-------- Data excerpts --------

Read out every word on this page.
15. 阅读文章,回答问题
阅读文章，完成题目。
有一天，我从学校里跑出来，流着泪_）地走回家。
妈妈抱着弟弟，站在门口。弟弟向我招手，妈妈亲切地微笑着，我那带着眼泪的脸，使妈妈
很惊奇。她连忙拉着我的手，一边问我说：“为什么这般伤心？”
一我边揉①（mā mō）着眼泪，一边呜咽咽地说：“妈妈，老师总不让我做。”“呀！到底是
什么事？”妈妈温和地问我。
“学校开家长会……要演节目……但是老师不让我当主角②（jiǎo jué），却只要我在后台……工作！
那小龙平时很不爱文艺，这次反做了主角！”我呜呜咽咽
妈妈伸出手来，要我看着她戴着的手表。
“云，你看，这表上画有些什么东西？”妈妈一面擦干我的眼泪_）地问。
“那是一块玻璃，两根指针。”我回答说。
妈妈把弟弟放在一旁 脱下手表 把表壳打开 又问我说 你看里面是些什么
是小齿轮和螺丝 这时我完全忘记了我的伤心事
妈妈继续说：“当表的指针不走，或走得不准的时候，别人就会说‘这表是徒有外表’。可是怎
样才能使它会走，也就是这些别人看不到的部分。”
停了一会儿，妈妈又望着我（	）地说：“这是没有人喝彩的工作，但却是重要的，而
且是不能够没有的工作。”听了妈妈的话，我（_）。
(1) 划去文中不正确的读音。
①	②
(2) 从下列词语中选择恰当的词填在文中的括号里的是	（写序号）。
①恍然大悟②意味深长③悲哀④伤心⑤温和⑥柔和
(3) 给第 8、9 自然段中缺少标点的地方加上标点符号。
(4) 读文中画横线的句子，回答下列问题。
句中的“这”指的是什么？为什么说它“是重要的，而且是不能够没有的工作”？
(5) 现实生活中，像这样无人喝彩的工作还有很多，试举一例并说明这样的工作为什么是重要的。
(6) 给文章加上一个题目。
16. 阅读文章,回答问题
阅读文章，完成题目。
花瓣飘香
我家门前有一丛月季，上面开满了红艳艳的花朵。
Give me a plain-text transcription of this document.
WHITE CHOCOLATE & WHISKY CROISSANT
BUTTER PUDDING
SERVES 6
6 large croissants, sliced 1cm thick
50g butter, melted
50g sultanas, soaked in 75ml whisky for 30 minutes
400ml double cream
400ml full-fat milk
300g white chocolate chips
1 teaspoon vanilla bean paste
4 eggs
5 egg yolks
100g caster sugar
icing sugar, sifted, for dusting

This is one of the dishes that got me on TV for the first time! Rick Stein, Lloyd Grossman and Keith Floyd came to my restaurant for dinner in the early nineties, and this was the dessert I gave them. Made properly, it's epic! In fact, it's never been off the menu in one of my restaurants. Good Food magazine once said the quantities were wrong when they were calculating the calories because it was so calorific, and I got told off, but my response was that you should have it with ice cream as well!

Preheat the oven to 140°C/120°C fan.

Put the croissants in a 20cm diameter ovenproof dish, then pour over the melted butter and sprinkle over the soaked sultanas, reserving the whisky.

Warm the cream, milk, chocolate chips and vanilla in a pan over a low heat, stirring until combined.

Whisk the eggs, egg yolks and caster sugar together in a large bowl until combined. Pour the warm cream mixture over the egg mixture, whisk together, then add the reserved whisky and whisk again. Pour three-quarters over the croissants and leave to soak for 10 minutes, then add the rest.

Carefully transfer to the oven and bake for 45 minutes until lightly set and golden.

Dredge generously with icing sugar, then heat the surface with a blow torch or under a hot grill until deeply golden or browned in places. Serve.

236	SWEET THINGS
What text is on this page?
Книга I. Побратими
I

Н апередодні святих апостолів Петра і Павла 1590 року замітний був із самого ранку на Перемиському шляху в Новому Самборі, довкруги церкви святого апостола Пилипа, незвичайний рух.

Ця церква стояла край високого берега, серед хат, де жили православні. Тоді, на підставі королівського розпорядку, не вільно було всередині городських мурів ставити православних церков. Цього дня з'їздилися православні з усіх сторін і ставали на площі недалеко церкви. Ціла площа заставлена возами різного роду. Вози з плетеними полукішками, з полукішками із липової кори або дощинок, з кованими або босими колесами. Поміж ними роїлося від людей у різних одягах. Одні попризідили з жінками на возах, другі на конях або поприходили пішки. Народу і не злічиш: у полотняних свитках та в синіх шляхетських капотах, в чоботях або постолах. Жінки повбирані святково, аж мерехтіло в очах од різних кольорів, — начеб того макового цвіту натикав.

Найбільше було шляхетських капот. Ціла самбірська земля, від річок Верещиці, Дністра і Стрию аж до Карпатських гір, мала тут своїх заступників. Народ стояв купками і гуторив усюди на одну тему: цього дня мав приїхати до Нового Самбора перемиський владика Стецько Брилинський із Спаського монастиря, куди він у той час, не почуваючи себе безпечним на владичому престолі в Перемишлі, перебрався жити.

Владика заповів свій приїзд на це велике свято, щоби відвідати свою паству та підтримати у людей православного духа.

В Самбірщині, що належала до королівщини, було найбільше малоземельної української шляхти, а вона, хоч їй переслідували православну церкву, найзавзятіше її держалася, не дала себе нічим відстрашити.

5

--------

Do this: Extract, from the material above, each line holding the word "then".

Response to the task:
Put the croissants in a 20cm diameter ovenproof dish, then pour over the melted butter and sprinkle over the soaked sultanas, reserving the whisky.
Whisk the eggs, egg yolks and caster sugar together in a large bowl until combined. Pour the warm cream mixture over the egg mixture, whisk together, then add the reserved whisky and whisk again. Pour three-quarters over the croissants and leave to soak for 10 minutes, then add the rest.
Dredge generously with icing sugar, then heat the surface with a blow torch or under a hot grill until deeply golden or browned in places. Serve.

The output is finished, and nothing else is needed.